DIRECTION
Extract all data as written.

··· SUPPLIED RECORDS

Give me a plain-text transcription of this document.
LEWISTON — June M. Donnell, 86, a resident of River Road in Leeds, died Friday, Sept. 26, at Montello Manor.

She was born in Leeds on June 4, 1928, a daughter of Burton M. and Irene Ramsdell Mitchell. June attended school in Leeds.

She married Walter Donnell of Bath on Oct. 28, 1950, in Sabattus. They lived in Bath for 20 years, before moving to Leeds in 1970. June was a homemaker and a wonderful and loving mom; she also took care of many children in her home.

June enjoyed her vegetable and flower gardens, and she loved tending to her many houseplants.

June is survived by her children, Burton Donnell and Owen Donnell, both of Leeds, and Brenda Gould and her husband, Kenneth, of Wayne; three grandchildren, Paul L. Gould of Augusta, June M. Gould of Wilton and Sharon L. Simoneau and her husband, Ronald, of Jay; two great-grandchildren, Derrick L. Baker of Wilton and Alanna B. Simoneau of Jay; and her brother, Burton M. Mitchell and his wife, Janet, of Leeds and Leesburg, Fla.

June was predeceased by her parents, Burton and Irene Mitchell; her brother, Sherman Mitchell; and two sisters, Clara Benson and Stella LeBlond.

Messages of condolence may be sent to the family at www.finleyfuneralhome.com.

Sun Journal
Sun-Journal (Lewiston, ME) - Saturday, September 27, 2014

······

TASK RESULT
Give me a plain-text transcription of this document.
LEWISTON — June M. Donnell, 86, a resident of River Road in Leeds, died Friday, Sept. 26, at Montello Manor.

She was born in Leeds on June 4, 1928, a daughter of Burton M. and Irene Ramsdell Mitchell. June attended school in Leeds.

She married Walter Donnell of Bath on Oct. 28, 1950, in Sabattus. They lived in Bath for 20 years, before moving to Leeds in 1970. June was a homemaker and a wonderful and loving mom; she also took care of many children in her home.

June enjoyed her vegetable and flower gardens, and she loved tending to her many houseplants.

June is survived by her children, Burton Donnell and Owen Donnell, both of Leeds, and Brenda Gould and her husband, Kenneth, of Wayne; three grandchildren, Paul L. Gould of Augusta, June M. Gould of Wilton and Sharon L. Simoneau and her husband, Ronald, of Jay; two great-grandchildren, Derrick L. Baker of Wilton and Alanna B. Simoneau of Jay; and her brother, Burton M. Mitchell and his wife, Janet, of Leeds and Leesburg, Fla.

June was predeceased by her parents, Burton and Irene Mitchell; her brother, Sherman Mitchell; and two sisters, Clara Benson and Stella LeBlond.

Messages of condolence may be sent to the family at www.finleyfuneralhome.com.

Sun Journal
Sun-Journal (Lewiston, ME) - Saturday, September 27, 2014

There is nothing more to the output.